• [Provided records]
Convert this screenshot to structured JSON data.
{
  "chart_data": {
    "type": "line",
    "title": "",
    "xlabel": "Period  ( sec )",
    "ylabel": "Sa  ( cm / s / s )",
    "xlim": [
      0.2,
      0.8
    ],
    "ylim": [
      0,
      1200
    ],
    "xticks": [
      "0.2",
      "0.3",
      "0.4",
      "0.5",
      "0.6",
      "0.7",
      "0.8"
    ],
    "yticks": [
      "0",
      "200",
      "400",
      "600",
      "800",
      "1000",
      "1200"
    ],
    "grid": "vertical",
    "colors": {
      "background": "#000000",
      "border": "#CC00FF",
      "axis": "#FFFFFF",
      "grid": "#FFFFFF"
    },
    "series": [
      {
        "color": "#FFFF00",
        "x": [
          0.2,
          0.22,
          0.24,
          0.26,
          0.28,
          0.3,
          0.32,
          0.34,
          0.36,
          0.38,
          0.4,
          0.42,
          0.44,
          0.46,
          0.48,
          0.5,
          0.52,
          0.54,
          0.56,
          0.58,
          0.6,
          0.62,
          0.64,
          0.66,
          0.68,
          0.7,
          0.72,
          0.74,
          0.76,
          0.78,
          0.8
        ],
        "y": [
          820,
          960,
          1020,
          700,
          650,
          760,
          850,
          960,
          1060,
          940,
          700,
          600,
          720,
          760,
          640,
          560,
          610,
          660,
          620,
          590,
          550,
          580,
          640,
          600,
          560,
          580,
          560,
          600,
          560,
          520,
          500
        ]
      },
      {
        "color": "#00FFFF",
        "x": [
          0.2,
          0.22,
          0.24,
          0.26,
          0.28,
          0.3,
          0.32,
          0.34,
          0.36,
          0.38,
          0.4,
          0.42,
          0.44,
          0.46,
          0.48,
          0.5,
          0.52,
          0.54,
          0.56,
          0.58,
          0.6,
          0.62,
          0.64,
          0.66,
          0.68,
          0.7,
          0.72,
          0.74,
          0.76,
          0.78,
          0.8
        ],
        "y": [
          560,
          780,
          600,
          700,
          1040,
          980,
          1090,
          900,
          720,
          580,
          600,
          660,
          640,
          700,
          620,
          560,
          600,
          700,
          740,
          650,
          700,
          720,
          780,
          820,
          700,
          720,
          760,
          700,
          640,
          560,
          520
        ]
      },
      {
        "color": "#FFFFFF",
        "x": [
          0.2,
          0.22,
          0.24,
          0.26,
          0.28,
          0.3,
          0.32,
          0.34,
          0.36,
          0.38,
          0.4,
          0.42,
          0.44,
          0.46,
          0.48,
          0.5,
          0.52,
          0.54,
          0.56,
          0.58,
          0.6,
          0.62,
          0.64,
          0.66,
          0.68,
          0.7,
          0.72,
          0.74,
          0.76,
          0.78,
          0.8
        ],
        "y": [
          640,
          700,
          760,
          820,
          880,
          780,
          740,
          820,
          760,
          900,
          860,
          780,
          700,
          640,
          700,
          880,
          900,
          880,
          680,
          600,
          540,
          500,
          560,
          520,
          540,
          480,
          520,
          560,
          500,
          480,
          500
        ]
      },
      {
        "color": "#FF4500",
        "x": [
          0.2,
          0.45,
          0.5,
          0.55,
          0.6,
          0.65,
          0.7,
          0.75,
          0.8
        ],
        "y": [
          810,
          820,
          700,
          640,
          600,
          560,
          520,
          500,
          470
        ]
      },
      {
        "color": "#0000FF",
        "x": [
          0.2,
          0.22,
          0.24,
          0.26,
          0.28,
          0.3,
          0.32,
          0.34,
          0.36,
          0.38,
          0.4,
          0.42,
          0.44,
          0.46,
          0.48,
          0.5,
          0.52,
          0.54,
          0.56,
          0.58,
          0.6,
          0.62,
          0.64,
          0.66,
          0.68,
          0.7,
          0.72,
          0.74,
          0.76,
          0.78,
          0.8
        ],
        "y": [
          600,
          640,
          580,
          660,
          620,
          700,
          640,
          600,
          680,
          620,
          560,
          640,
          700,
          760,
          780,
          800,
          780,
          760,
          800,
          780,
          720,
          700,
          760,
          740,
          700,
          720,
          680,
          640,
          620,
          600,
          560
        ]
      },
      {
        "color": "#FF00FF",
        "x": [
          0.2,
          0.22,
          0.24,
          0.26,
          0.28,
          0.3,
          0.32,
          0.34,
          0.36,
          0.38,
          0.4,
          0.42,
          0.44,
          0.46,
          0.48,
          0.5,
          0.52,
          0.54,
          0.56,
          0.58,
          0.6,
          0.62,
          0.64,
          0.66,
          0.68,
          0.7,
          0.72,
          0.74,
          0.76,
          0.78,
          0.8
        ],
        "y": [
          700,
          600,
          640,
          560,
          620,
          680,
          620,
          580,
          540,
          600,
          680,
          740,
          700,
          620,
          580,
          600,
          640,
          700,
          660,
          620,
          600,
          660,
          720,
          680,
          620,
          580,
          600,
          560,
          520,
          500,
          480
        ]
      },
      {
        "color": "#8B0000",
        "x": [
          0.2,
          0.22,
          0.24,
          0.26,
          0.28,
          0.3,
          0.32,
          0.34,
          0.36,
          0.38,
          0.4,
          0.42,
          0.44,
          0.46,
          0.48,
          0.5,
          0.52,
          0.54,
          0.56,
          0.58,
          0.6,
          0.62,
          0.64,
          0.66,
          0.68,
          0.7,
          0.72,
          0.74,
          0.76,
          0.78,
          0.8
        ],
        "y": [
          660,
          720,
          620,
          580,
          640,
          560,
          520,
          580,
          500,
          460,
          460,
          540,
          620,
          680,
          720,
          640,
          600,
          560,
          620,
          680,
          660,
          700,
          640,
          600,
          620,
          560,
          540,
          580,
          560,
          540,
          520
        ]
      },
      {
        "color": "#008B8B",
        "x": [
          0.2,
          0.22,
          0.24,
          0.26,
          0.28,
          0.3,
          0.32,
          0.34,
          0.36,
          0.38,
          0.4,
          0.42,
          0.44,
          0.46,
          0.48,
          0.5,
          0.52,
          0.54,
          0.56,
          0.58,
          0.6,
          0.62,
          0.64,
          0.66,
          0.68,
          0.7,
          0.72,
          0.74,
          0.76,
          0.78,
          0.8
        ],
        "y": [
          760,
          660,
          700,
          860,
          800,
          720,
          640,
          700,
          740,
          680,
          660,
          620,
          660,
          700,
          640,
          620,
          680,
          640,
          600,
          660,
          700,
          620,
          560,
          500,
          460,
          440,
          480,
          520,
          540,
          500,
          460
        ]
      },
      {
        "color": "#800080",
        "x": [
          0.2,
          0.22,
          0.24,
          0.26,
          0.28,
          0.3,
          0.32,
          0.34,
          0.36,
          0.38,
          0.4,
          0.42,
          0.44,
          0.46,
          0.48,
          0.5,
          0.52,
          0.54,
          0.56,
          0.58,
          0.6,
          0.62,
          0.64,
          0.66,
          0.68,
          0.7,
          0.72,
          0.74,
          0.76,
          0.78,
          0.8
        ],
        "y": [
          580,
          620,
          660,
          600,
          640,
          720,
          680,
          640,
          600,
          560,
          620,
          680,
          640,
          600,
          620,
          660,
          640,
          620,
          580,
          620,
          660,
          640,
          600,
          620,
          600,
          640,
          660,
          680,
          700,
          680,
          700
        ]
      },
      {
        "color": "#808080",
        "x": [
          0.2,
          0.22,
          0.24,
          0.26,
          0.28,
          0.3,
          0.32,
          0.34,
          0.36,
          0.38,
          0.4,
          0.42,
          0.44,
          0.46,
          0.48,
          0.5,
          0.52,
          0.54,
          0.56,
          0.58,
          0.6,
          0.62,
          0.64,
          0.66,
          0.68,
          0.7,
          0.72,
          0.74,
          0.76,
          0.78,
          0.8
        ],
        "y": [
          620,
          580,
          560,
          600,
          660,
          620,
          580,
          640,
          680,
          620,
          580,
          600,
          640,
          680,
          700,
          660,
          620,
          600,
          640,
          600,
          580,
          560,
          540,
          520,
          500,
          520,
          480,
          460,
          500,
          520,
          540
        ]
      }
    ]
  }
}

• [What you need to do] Select every line in the material above where the string "FFFFFF" occurs, and copy it.

• [Correct answer]
      "axis": "#FFFFFF",
      "grid": "#FFFFFF"
        "color": "#FFFFFF",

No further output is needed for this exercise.